§ **WHAT THIS TASK INVOLVES**: In your copy, leave out the pictures and repeat the entries below exactly.

§ **ENTRIES PROVIDED**:
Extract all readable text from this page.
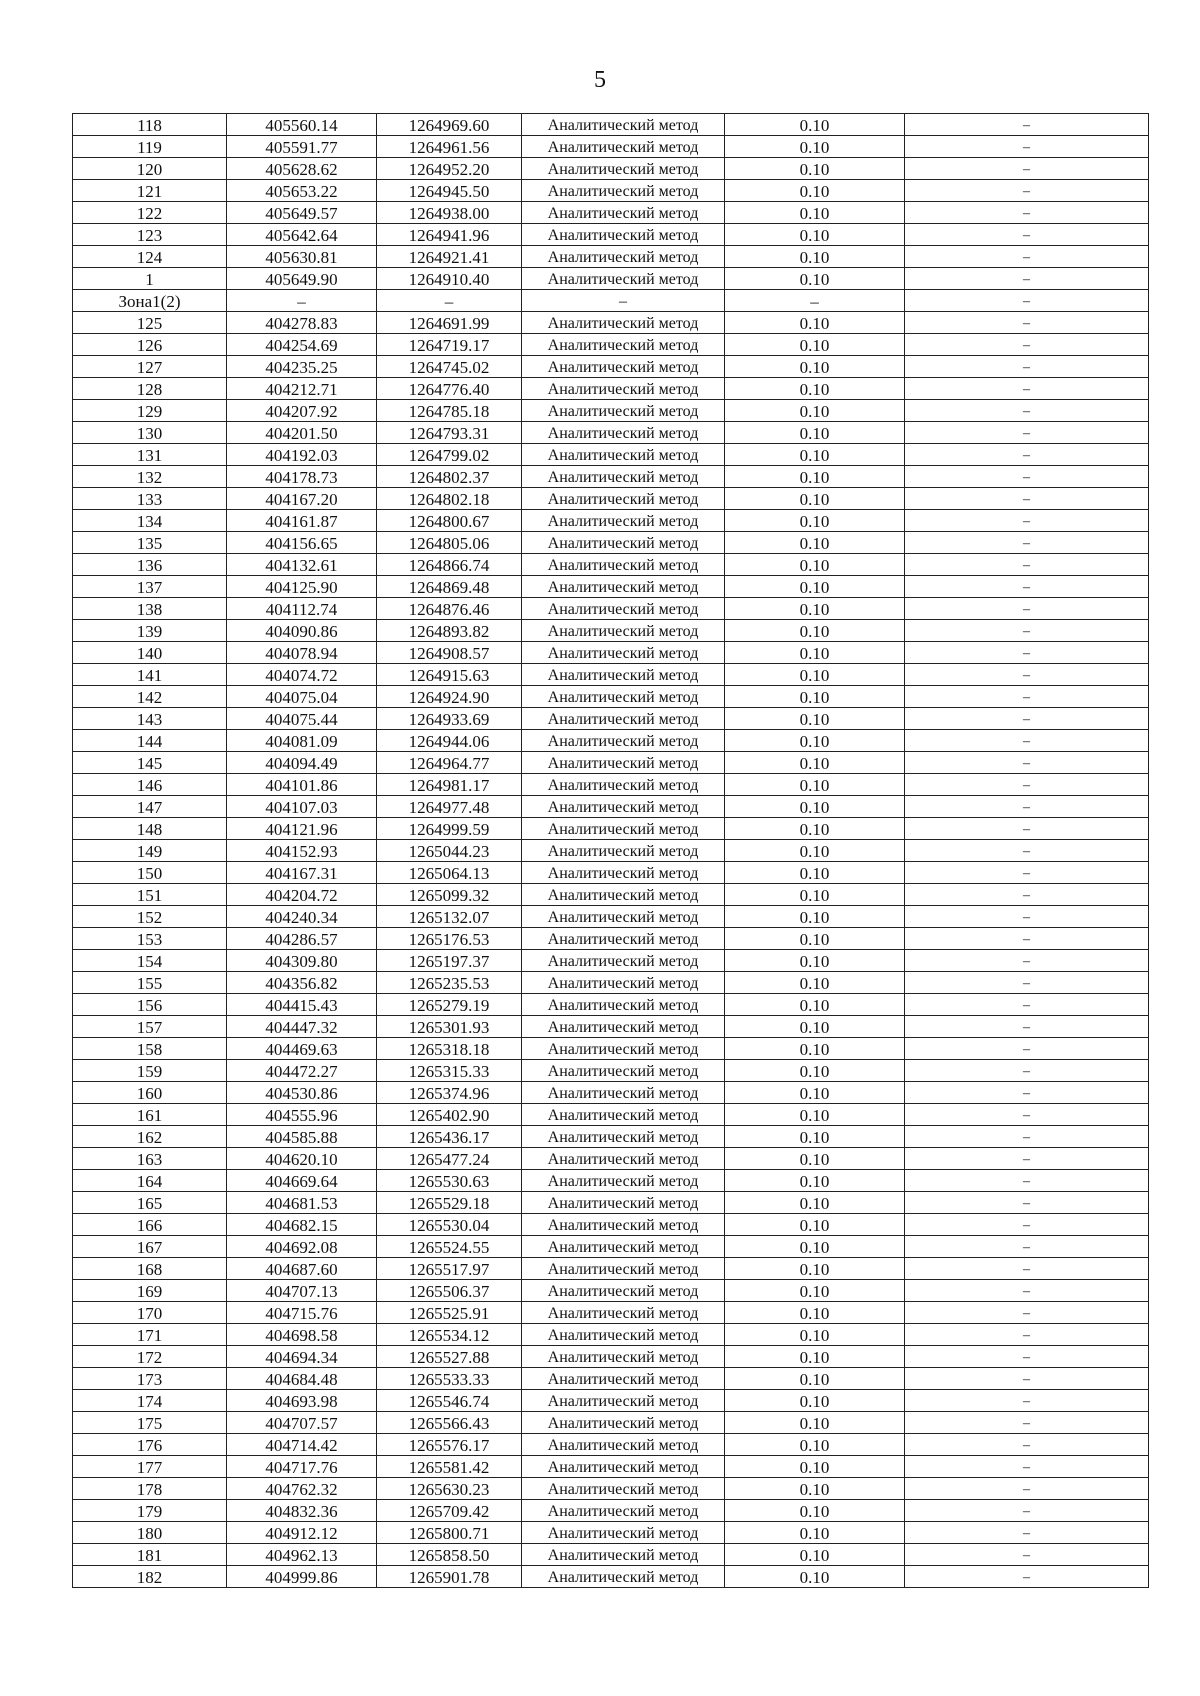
5
118	405560.14	1264969.60	Аналитический метод	0.10	–
119	405591.77	1264961.56	Аналитический метод	0.10	–
120	405628.62	1264952.20	Аналитический метод	0.10	–
121	405653.22	1264945.50	Аналитический метод	0.10	–
122	405649.57	1264938.00	Аналитический метод	0.10	–
123	405642.64	1264941.96	Аналитический метод	0.10	–
124	405630.81	1264921.41	Аналитический метод	0.10	–
1	405649.90	1264910.40	Аналитический метод	0.10	–
Зона1(2)	–	–	–	–	–
125	404278.83	1264691.99	Аналитический метод	0.10	–
126	404254.69	1264719.17	Аналитический метод	0.10	–
127	404235.25	1264745.02	Аналитический метод	0.10	–
128	404212.71	1264776.40	Аналитический метод	0.10	–
129	404207.92	1264785.18	Аналитический метод	0.10	–
130	404201.50	1264793.31	Аналитический метод	0.10	–
131	404192.03	1264799.02	Аналитический метод	0.10	–
132	404178.73	1264802.37	Аналитический метод	0.10	–
133	404167.20	1264802.18	Аналитический метод	0.10	–
134	404161.87	1264800.67	Аналитический метод	0.10	–
135	404156.65	1264805.06	Аналитический метод	0.10	–
136	404132.61	1264866.74	Аналитический метод	0.10	–
137	404125.90	1264869.48	Аналитический метод	0.10	–
138	404112.74	1264876.46	Аналитический метод	0.10	–
139	404090.86	1264893.82	Аналитический метод	0.10	–
140	404078.94	1264908.57	Аналитический метод	0.10	–
141	404074.72	1264915.63	Аналитический метод	0.10	–
142	404075.04	1264924.90	Аналитический метод	0.10	–
143	404075.44	1264933.69	Аналитический метод	0.10	–
144	404081.09	1264944.06	Аналитический метод	0.10	–
145	404094.49	1264964.77	Аналитический метод	0.10	–
146	404101.86	1264981.17	Аналитический метод	0.10	–
147	404107.03	1264977.48	Аналитический метод	0.10	–
148	404121.96	1264999.59	Аналитический метод	0.10	–
149	404152.93	1265044.23	Аналитический метод	0.10	–
150	404167.31	1265064.13	Аналитический метод	0.10	–
151	404204.72	1265099.32	Аналитический метод	0.10	–
152	404240.34	1265132.07	Аналитический метод	0.10	–
153	404286.57	1265176.53	Аналитический метод	0.10	–
154	404309.80	1265197.37	Аналитический метод	0.10	–
155	404356.82	1265235.53	Аналитический метод	0.10	–
156	404415.43	1265279.19	Аналитический метод	0.10	–
157	404447.32	1265301.93	Аналитический метод	0.10	–
158	404469.63	1265318.18	Аналитический метод	0.10	–
159	404472.27	1265315.33	Аналитический метод	0.10	–
160	404530.86	1265374.96	Аналитический метод	0.10	–
161	404555.96	1265402.90	Аналитический метод	0.10	–
162	404585.88	1265436.17	Аналитический метод	0.10	–
163	404620.10	1265477.24	Аналитический метод	0.10	–
164	404669.64	1265530.63	Аналитический метод	0.10	–
165	404681.53	1265529.18	Аналитический метод	0.10	–
166	404682.15	1265530.04	Аналитический метод	0.10	–
167	404692.08	1265524.55	Аналитический метод	0.10	–
168	404687.60	1265517.97	Аналитический метод	0.10	–
169	404707.13	1265506.37	Аналитический метод	0.10	–
170	404715.76	1265525.91	Аналитический метод	0.10	–
171	404698.58	1265534.12	Аналитический метод	0.10	–
172	404694.34	1265527.88	Аналитический метод	0.10	–
173	404684.48	1265533.33	Аналитический метод	0.10	–
174	404693.98	1265546.74	Аналитический метод	0.10	–
175	404707.57	1265566.43	Аналитический метод	0.10	–
176	404714.42	1265576.17	Аналитический метод	0.10	–
177	404717.76	1265581.42	Аналитический метод	0.10	–
178	404762.32	1265630.23	Аналитический метод	0.10	–
179	404832.36	1265709.42	Аналитический метод	0.10	–
180	404912.12	1265800.71	Аналитический метод	0.10	–
181	404962.13	1265858.50	Аналитический метод	0.10	–
182	404999.86	1265901.78	Аналитический метод	0.10	–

§ **EXPECTED OUTPUT**:
Extract all readable text from this page.
5
118	405560.14	1264969.60	Аналитический метод	0.10	–
119	405591.77	1264961.56	Аналитический метод	0.10	–
120	405628.62	1264952.20	Аналитический метод	0.10	–
121	405653.22	1264945.50	Аналитический метод	0.10	–
122	405649.57	1264938.00	Аналитический метод	0.10	–
123	405642.64	1264941.96	Аналитический метод	0.10	–
124	405630.81	1264921.41	Аналитический метод	0.10	–
1	405649.90	1264910.40	Аналитический метод	0.10	–
Зона1(2)	–	–	–	–	–
125	404278.83	1264691.99	Аналитический метод	0.10	–
126	404254.69	1264719.17	Аналитический метод	0.10	–
127	404235.25	1264745.02	Аналитический метод	0.10	–
128	404212.71	1264776.40	Аналитический метод	0.10	–
129	404207.92	1264785.18	Аналитический метод	0.10	–
130	404201.50	1264793.31	Аналитический метод	0.10	–
131	404192.03	1264799.02	Аналитический метод	0.10	–
132	404178.73	1264802.37	Аналитический метод	0.10	–
133	404167.20	1264802.18	Аналитический метод	0.10	–
134	404161.87	1264800.67	Аналитический метод	0.10	–
135	404156.65	1264805.06	Аналитический метод	0.10	–
136	404132.61	1264866.74	Аналитический метод	0.10	–
137	404125.90	1264869.48	Аналитический метод	0.10	–
138	404112.74	1264876.46	Аналитический метод	0.10	–
139	404090.86	1264893.82	Аналитический метод	0.10	–
140	404078.94	1264908.57	Аналитический метод	0.10	–
141	404074.72	1264915.63	Аналитический метод	0.10	–
142	404075.04	1264924.90	Аналитический метод	0.10	–
143	404075.44	1264933.69	Аналитический метод	0.10	–
144	404081.09	1264944.06	Аналитический метод	0.10	–
145	404094.49	1264964.77	Аналитический метод	0.10	–
146	404101.86	1264981.17	Аналитический метод	0.10	–
147	404107.03	1264977.48	Аналитический метод	0.10	–
148	404121.96	1264999.59	Аналитический метод	0.10	–
149	404152.93	1265044.23	Аналитический метод	0.10	–
150	404167.31	1265064.13	Аналитический метод	0.10	–
151	404204.72	1265099.32	Аналитический метод	0.10	–
152	404240.34	1265132.07	Аналитический метод	0.10	–
153	404286.57	1265176.53	Аналитический метод	0.10	–
154	404309.80	1265197.37	Аналитический метод	0.10	–
155	404356.82	1265235.53	Аналитический метод	0.10	–
156	404415.43	1265279.19	Аналитический метод	0.10	–
157	404447.32	1265301.93	Аналитический метод	0.10	–
158	404469.63	1265318.18	Аналитический метод	0.10	–
159	404472.27	1265315.33	Аналитический метод	0.10	–
160	404530.86	1265374.96	Аналитический метод	0.10	–
161	404555.96	1265402.90	Аналитический метод	0.10	–
162	404585.88	1265436.17	Аналитический метод	0.10	–
163	404620.10	1265477.24	Аналитический метод	0.10	–
164	404669.64	1265530.63	Аналитический метод	0.10	–
165	404681.53	1265529.18	Аналитический метод	0.10	–
166	404682.15	1265530.04	Аналитический метод	0.10	–
167	404692.08	1265524.55	Аналитический метод	0.10	–
168	404687.60	1265517.97	Аналитический метод	0.10	–
169	404707.13	1265506.37	Аналитический метод	0.10	–
170	404715.76	1265525.91	Аналитический метод	0.10	–
171	404698.58	1265534.12	Аналитический метод	0.10	–
172	404694.34	1265527.88	Аналитический метод	0.10	–
173	404684.48	1265533.33	Аналитический метод	0.10	–
174	404693.98	1265546.74	Аналитический метод	0.10	–
175	404707.57	1265566.43	Аналитический метод	0.10	–
176	404714.42	1265576.17	Аналитический метод	0.10	–
177	404717.76	1265581.42	Аналитический метод	0.10	–
178	404762.32	1265630.23	Аналитический метод	0.10	–
179	404832.36	1265709.42	Аналитический метод	0.10	–
180	404912.12	1265800.71	Аналитический метод	0.10	–
181	404962.13	1265858.50	Аналитический метод	0.10	–
182	404999.86	1265901.78	Аналитический метод	0.10	–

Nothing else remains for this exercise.